### WRITTEN REQUEST
Locate every line below that contains the word "location" and copy it.

### DATA ROWS
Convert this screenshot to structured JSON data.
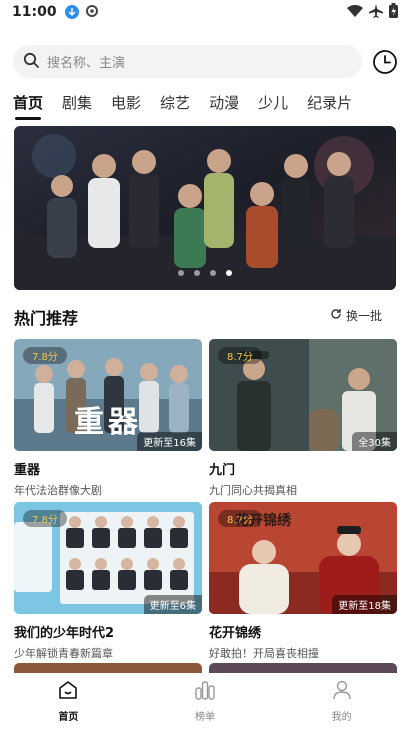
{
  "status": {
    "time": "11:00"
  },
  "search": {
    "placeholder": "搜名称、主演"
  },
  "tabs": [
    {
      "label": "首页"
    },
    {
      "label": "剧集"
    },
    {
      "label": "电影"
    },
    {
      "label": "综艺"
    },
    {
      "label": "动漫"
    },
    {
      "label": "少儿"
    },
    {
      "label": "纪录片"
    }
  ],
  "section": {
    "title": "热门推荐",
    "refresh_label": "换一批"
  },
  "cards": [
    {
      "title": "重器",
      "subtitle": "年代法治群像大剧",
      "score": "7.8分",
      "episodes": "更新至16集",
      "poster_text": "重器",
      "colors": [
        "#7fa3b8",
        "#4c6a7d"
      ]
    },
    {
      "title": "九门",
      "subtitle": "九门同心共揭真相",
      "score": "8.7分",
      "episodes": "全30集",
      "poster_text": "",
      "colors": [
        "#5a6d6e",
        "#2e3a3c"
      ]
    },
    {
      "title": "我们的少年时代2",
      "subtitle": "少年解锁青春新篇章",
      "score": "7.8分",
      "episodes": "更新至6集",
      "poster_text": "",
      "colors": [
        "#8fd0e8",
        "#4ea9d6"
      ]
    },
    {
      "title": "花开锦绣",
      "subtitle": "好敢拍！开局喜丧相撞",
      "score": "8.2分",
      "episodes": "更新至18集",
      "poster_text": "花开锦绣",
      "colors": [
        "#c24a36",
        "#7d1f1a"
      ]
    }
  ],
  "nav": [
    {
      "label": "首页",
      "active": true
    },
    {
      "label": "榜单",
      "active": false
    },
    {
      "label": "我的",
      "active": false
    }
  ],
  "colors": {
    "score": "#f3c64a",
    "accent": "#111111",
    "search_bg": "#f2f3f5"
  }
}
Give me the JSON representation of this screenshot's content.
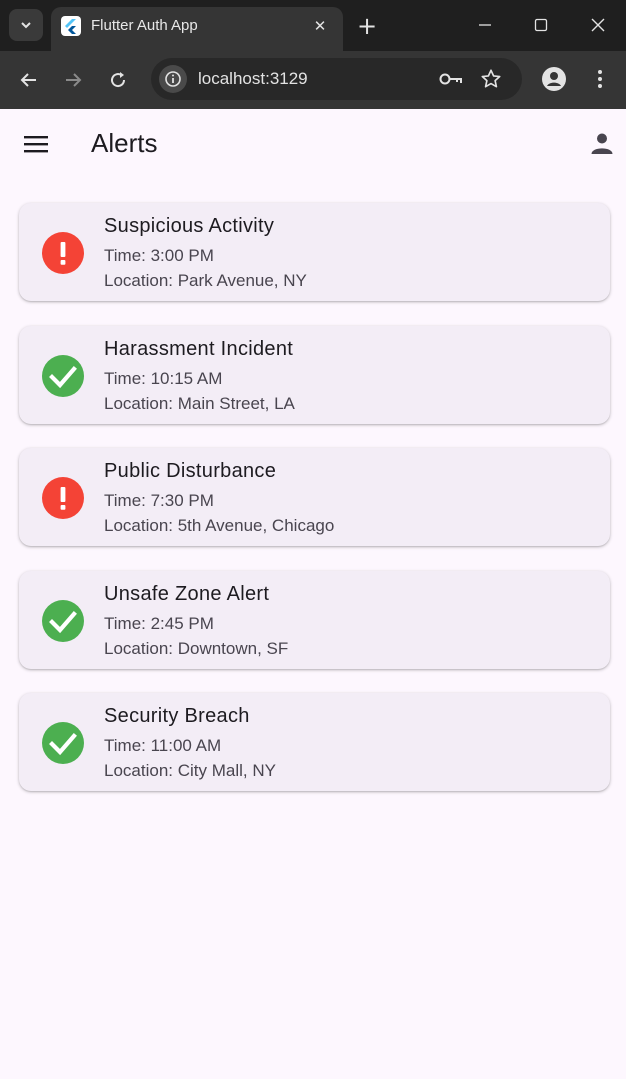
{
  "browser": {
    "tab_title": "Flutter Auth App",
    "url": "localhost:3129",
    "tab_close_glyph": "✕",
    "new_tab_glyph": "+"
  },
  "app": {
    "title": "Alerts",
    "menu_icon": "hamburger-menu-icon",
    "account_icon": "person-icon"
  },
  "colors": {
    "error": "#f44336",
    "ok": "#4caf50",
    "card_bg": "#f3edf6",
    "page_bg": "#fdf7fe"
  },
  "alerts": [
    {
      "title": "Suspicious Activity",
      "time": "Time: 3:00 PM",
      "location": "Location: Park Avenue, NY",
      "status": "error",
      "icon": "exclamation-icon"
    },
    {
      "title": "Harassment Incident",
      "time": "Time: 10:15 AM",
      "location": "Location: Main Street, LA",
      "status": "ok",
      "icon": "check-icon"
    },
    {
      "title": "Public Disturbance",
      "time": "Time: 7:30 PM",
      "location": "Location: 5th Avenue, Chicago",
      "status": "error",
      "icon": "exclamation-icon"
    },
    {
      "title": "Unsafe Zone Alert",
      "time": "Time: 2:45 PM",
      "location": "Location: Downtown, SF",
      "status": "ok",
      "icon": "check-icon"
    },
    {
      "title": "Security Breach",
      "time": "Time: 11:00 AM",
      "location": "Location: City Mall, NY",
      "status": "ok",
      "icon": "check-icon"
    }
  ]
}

--

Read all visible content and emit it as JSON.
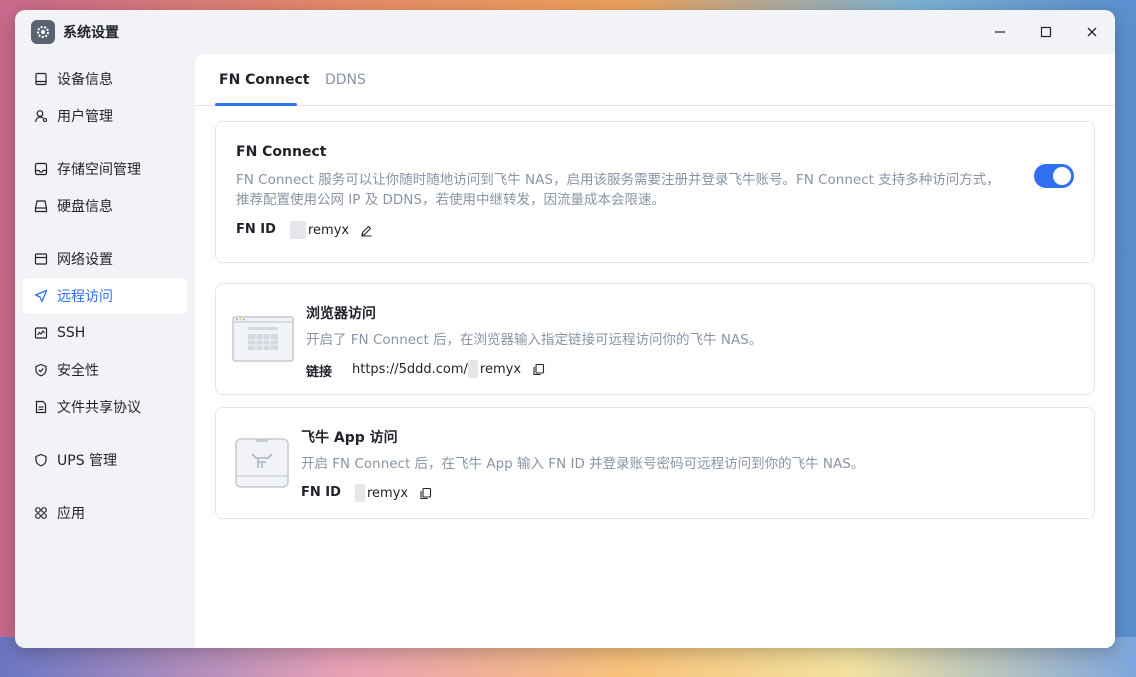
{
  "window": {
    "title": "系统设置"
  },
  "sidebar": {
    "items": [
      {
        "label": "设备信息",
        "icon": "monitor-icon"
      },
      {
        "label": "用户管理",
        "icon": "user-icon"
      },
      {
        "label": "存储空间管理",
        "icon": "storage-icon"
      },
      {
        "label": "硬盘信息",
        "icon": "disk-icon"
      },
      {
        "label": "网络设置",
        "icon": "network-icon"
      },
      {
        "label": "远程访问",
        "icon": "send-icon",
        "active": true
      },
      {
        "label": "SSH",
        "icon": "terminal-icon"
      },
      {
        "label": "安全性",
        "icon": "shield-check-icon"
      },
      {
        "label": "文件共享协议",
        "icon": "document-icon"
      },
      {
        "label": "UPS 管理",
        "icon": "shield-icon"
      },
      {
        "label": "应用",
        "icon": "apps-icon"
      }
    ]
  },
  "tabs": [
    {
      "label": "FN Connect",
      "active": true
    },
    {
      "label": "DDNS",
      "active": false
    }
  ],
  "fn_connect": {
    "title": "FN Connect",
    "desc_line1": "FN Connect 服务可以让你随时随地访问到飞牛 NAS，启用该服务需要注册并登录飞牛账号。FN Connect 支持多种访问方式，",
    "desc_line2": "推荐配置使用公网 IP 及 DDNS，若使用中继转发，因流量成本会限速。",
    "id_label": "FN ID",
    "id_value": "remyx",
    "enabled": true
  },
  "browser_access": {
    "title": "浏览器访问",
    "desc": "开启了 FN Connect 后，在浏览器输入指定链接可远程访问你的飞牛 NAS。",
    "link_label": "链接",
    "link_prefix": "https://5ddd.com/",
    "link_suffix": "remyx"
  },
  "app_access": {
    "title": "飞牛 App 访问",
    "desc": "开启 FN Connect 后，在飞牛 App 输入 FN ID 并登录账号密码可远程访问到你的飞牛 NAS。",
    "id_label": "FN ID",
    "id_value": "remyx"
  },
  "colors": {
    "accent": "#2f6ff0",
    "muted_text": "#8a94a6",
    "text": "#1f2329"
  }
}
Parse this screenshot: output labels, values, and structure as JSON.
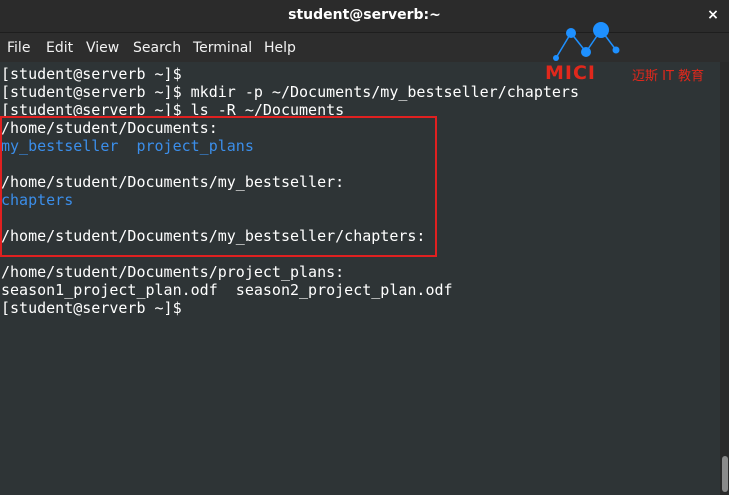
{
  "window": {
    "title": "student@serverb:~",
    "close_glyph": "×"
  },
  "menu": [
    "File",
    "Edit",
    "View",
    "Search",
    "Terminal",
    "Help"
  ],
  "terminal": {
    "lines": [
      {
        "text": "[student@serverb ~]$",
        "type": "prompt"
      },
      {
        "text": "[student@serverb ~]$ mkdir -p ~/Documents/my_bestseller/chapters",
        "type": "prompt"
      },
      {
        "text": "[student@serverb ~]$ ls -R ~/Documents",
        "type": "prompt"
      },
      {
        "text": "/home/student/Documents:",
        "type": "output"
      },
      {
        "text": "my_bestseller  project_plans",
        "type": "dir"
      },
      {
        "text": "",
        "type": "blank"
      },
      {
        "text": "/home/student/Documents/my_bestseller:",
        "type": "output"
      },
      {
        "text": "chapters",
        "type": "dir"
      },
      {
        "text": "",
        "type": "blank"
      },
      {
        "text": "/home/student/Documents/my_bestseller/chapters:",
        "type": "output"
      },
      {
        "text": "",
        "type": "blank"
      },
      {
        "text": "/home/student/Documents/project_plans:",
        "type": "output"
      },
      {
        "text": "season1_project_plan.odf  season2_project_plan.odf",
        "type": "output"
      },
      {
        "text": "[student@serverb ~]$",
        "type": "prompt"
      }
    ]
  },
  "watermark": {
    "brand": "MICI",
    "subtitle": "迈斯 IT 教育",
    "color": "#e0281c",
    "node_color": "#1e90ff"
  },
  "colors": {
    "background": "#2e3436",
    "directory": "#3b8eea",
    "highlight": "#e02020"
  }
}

### OUTPUT BELOW
      "location": "Location: Park Avenue, NY",
      "location": "Location: Main Street, LA",
      "location": "Location: 5th Avenue, Chicago",
      "location": "Location: Downtown, SF",
      "location": "Location: City Mall, NY",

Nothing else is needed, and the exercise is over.